Task statement
In the entries below, find every line with "value" and copy it.

________________________________________

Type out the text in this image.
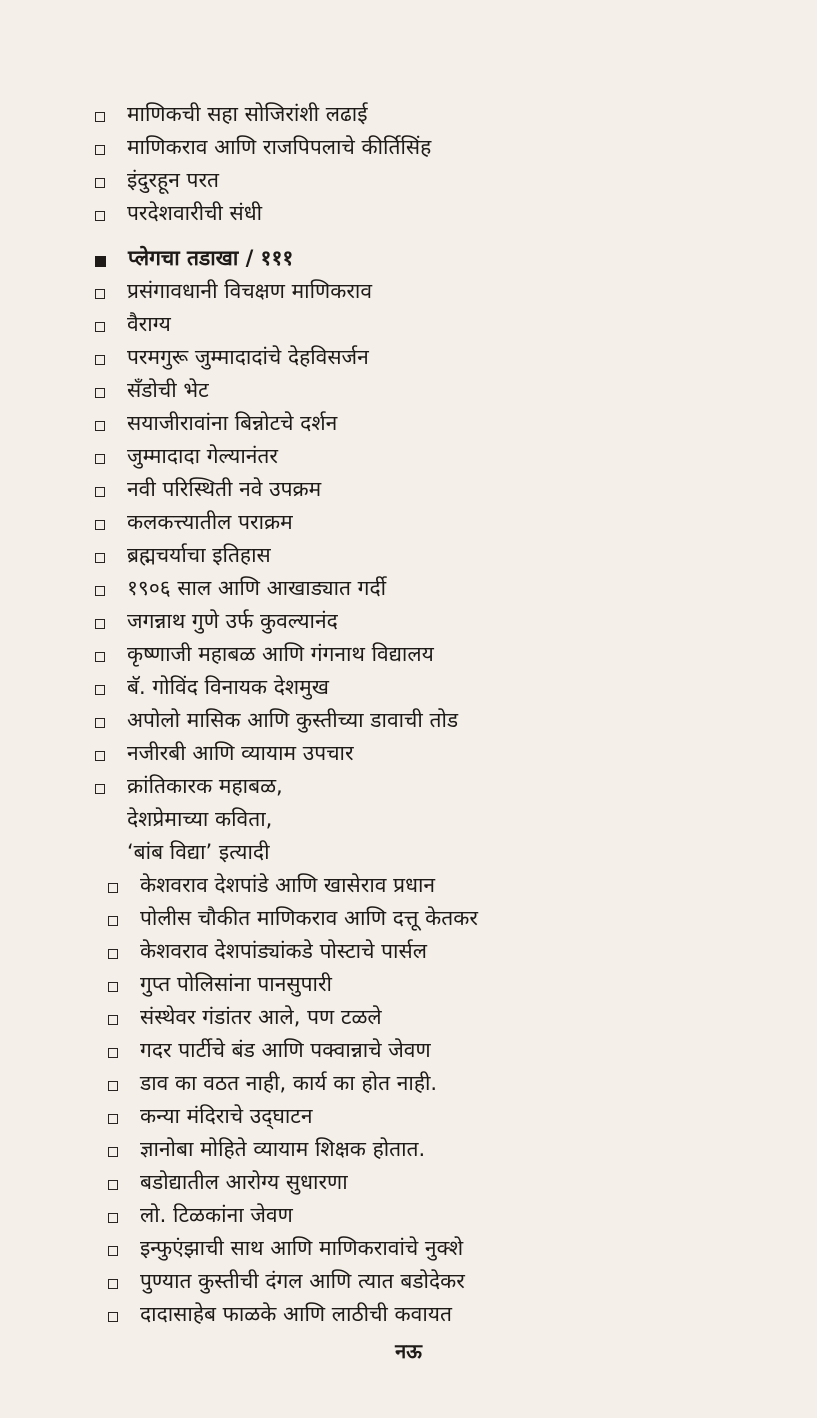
माणिकची सहा सोजिरांशी लढाई
माणिकराव आणि राजपिपलाचे कीर्तिसिंह
इंदुरहून परत
परदेशवारीची संधी
प्लेगचा तडाखा / १११
प्रसंगावधानी विचक्षण माणिकराव
वैराग्य
परमगुरू जुम्मादादांचे देहविसर्जन
सँडोची भेट
सयाजीरावांना बिन्नोटचे दर्शन
जुम्मादादा गेल्यानंतर
नवी परिस्थिती नवे उपक्रम
कलकत्त्यातील पराक्रम
ब्रह्मचर्याचा इतिहास
१९०६ साल आणि आखाड्यात गर्दी
जगन्नाथ गुणे उर्फ कुवल्यानंद
कृष्णाजी महाबळ आणि गंगनाथ विद्यालय
बॅ. गोविंद विनायक देशमुख
अपोलो मासिक आणि कुस्तीच्या डावाची तोड
नजीरबी आणि व्यायाम उपचार
क्रांतिकारक महाबळ,
देशप्रेमाच्या कविता,
‘बांब विद्या’ इत्यादी
केशवराव देशपांडे आणि खासेराव प्रधान
पोलीस चौकीत माणिकराव आणि दत्तू केतकर
केशवराव देशपांड्यांकडे पोस्टाचे पार्सल
गुप्त पोलिसांना पानसुपारी
संस्थेवर गंडांतर आले, पण टळले
गदर पार्टीचे बंड आणि पक्वान्नाचे जेवण
डाव का वठत नाही, कार्य का होत नाही.
कन्या मंदिराचे उद्‌घाटन
ज्ञानोबा मोहिते व्यायाम शिक्षक होतात.
बडोद्यातील आरोग्य सुधारणा
लो. टिळकांना जेवण
इन्फुएंझाची साथ आणि माणिकरावांचे नुक्शे
पुण्यात कुस्तीची दंगल आणि त्यात बडोदेकर
दादासाहेब फाळके आणि लाठीची कवायत
नऊ
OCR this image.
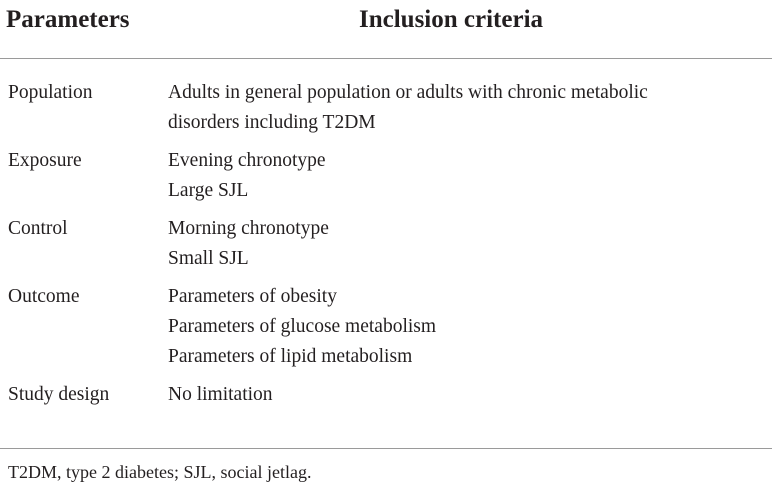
Parameters	Inclusion criteria
Population	Adults in general population or adults with chronic metabolic
disorders including T2DM
Exposure	Evening chronotype
Large SJL
Control	Morning chronotype
Small SJL
Outcome	Parameters of obesity
Parameters of glucose metabolism
Parameters of lipid metabolism
Study design	No limitation
T2DM, type 2 diabetes; SJL, social jetlag.
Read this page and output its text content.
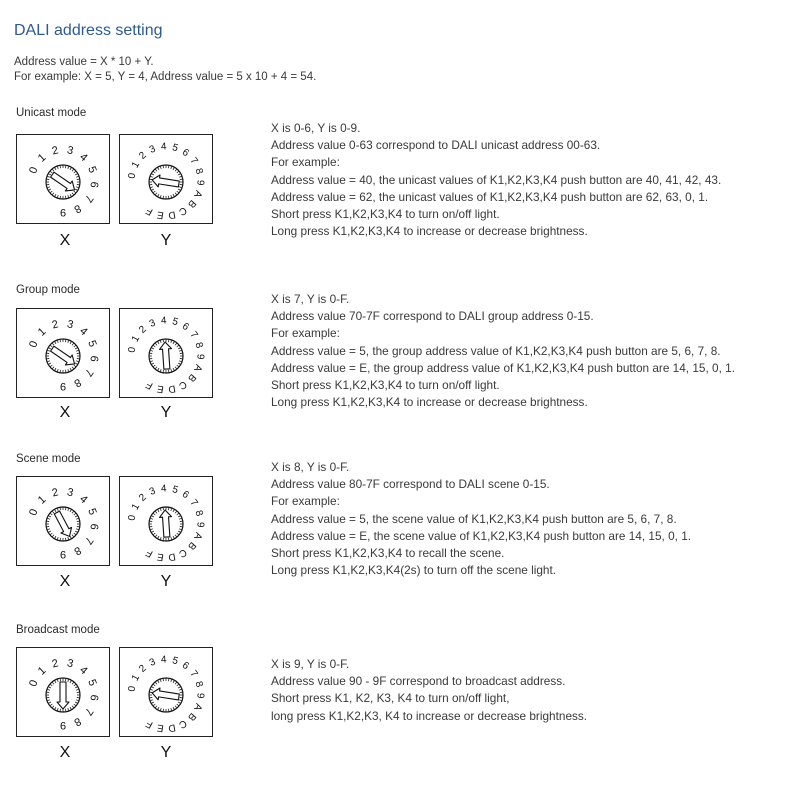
DALI address setting
Address value = X * 10 + Y.
For example: X = 5, Y = 4, Address value = 5 x 10 + 4 = 54.
Unicast mode
0
1
2 3
4
5
6
7
8
9
0
1
2
3 4 5 6
7
8
9
A
B
C
D
E
F
X	Y
X is 0-6, Y is 0-9.
Address value 0-63 correspond to DALI unicast address 00-63.
For example:
Address value = 40, the unicast values of K1,K2,K3,K4 push button are 40, 41, 42, 43.
Address value = 62, the unicast values of K1,K2,K3,K4 push button are 62, 63, 0, 1.
Short press K1,K2,K3,K4 to turn on/off light.
Long press K1,K2,K3,K4 to increase or decrease brightness.
Group mode
0
1
2 3
4
5
6
7
8
9
0
1
2
3 4 5 6
7
8
9
A
B
C
D
E
F
X	Y
X is 7, Y is 0-F.
Address value 70-7F correspond to DALI group address 0-15.
For example:
Address value = 5, the group address value of K1,K2,K3,K4 push button are 5, 6, 7, 8.
Address value = E, the group address value of K1,K2,K3,K4 push button are 14, 15, 0, 1.
Short press K1,K2,K3,K4 to turn on/off light.
Long press K1,K2,K3,K4 to increase or decrease brightness.
Scene mode
0
1
2 3
4
5
6
7
8
9
0
1
2
3 4 5 6
7
8
9
A
B
C
D
E
F
X	Y
X is 8, Y is 0-F.
Address value 80-7F correspond to DALI scene 0-15.
For example:
Address value = 5, the scene value of K1,K2,K3,K4 push button are 5, 6, 7, 8.
Address value = E, the scene value of K1,K2,K3,K4 push button are 14, 15, 0, 1.
Short press K1,K2,K3,K4 to recall the scene.
Long press K1,K2,K3,K4(2s) to turn off the scene light.
Broadcast mode
0
1
2 3
4
5
6
7
8
9
0
1
2
3 4 5 6
7
8
9
A
B
C
D
E
F
X	Y
X is 9, Y is 0-F.
Address value 90 - 9F correspond to broadcast address.
Short press K1, K2, K3, K4 to turn on/off light,
long press K1,K2,K3, K4 to increase or decrease brightness.
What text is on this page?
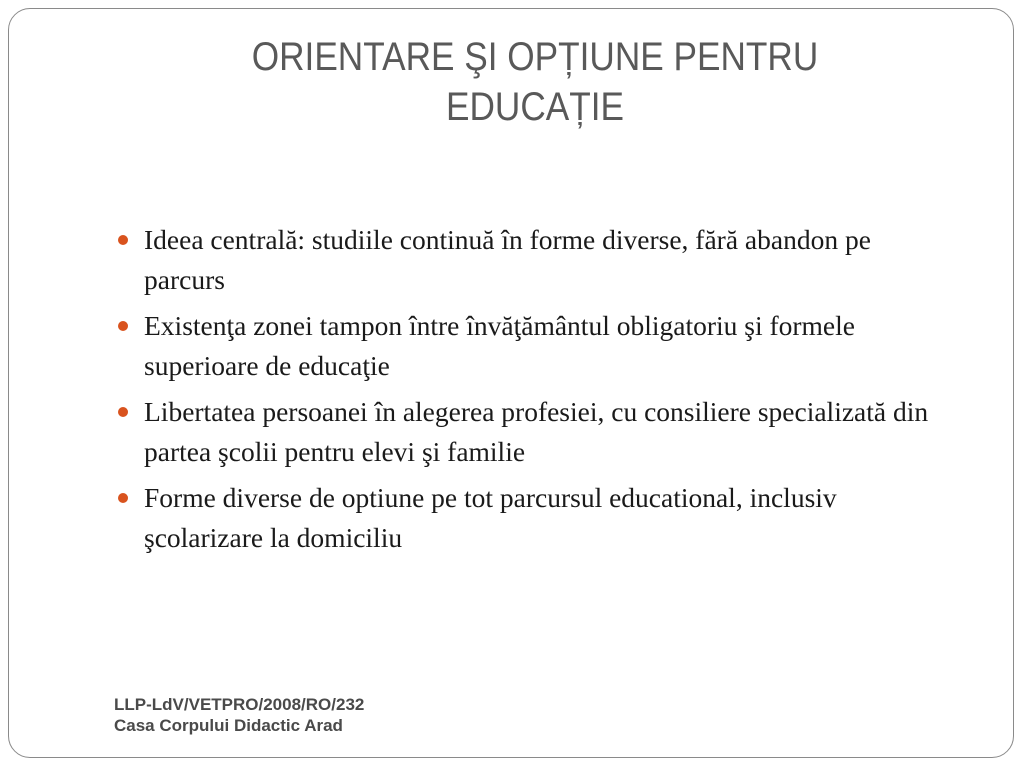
ORIENTARE ŞI OPȚIUNE PENTRU
EDUCAȚIE
Ideea centrală: studiile continuă în forme diverse, fără abandon pe parcurs
Existenţa zonei tampon între învăţământul obligatoriu şi formele superioare de educaţie
Libertatea persoanei în alegerea profesiei, cu consiliere specializată din partea şcolii pentru elevi şi familie
Forme diverse de optiune pe tot parcursul educational, inclusiv şcolarizare la domiciliu
LLP-LdV/VETPRO/2008/RO/232
Casa Corpului Didactic Arad
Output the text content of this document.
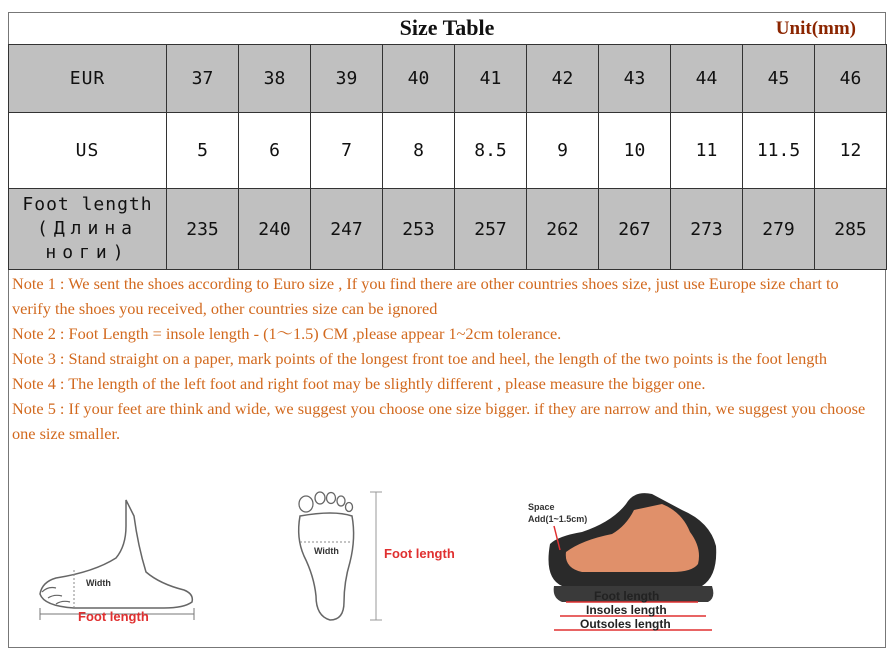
Size Table	Unit(mm)
EUR	37	38	39	40	41	42	43	44	45	46
US	5	6	7	8	8.5	9	10	11	11.5	12

Foot length
(Длина
ноги)	235	240	247	253	257	262	267	273	279	285

Note 1 : We sent the shoes according to Euro size , If you find there are other countries shoes size, just use Europe size chart to verify the shoes you received, other countries size can be ignored

Note 2 : Foot Length = insole length - (1～1.5) CM ,please appear 1~2cm tolerance.

Note 3 : Stand straight on a paper, mark points of the longest front toe and heel, the length of the two points is the foot length

Note 4 : The length of the left foot and right foot may be slightly different , please measure the bigger one.

Note 5 : If your feet are think and wide, we suggest you choose one size bigger. if they are narrow and thin, we suggest you choose one size smaller.

Width
Foot length
Width	Foot length
Space
Add(1~1.5cm)
Foot length
Insoles length
Outsoles length
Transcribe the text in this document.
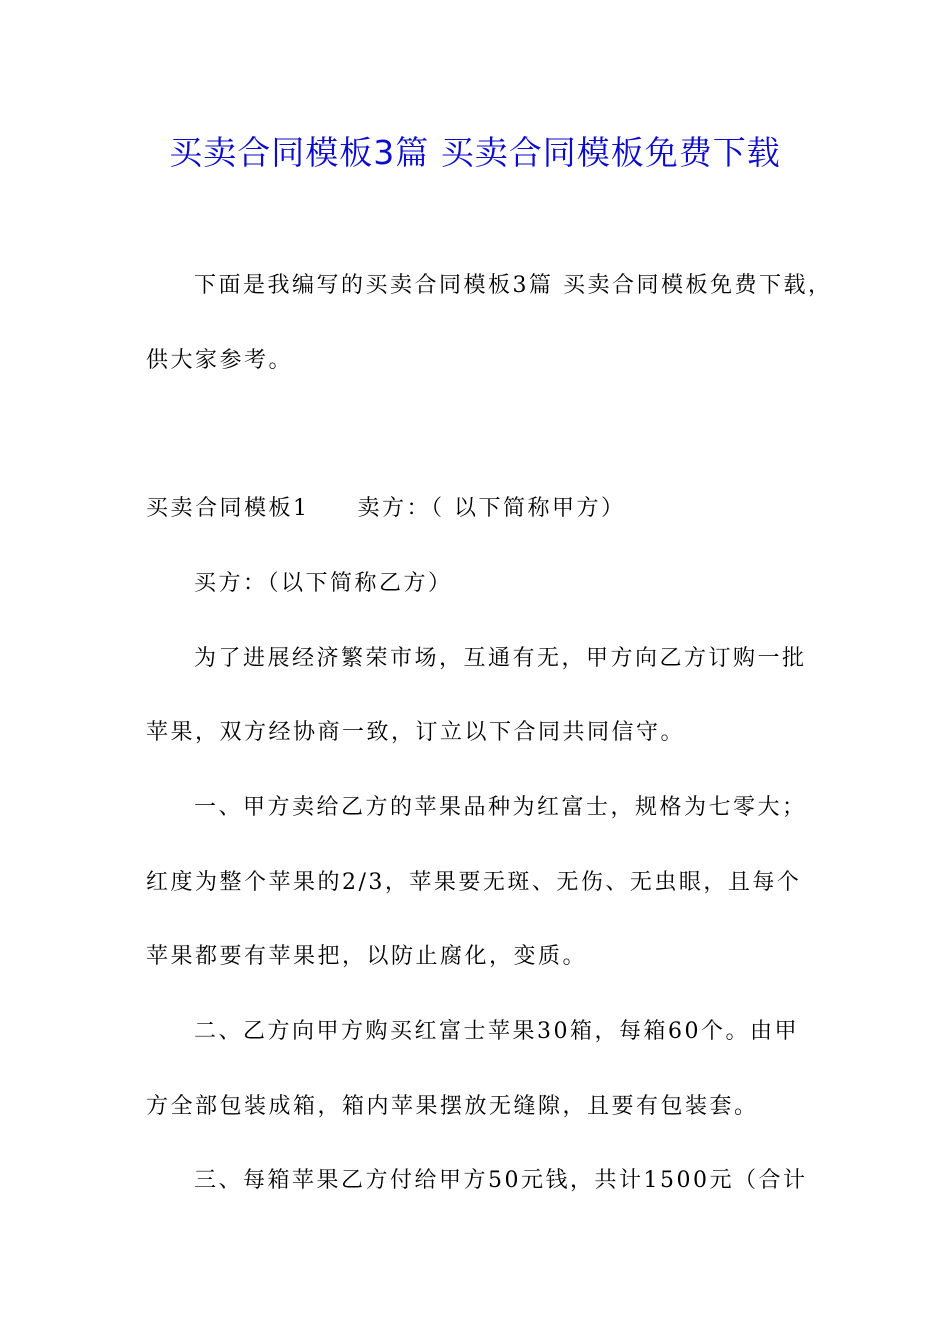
买卖合同模板3篇 买卖合同模板免费下载
下面是我编写的买卖合同模板3篇 买卖合同模板免费下载，
供大家参考。
买卖合同模板1 卖方：（ 以下简称甲方）
买方：（以下简称乙方）
为了进展经济繁荣市场，互通有无，甲方向乙方订购一批
苹果，双方经协商一致，订立以下合同共同信守。
一、甲方卖给乙方的苹果品种为红富士，规格为七零大；
红度为整个苹果的2/3，苹果要无斑、无伤、无虫眼，且每个
苹果都要有苹果把，以防止腐化，变质。
二、乙方向甲方购买红富士苹果30箱，每箱60个。由甲
方全部包装成箱，箱内苹果摆放无缝隙，且要有包装套。
三、每箱苹果乙方付给甲方50元钱，共计1500元（合计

________________________________________

Complete response
Address value = X * 10 + Y.
For example: X = 5, Y = 4, Address value = 5 x 10 + 4 = 54.
Address value 0-63 correspond to DALI unicast address 00-63.
Address value = 40, the unicast values of K1,K2,K3,K4 push button are 40, 41, 42, 43.
Address value = 62, the unicast values of K1,K2,K3,K4 push button are 62, 63, 0, 1.
Address value 70-7F correspond to DALI group address 0-15.
Address value = 5, the group address value of K1,K2,K3,K4 push button are 5, 6, 7, 8.
Address value = E, the group address value of K1,K2,K3,K4 push button are 14, 15, 0, 1.
Address value 80-7F correspond to DALI scene 0-15.
Address value = 5, the scene value of K1,K2,K3,K4 push button are 5, 6, 7, 8.
Address value = E, the scene value of K1,K2,K3,K4 push button are 14, 15, 0, 1.
Address value 90 - 9F correspond to broadcast address.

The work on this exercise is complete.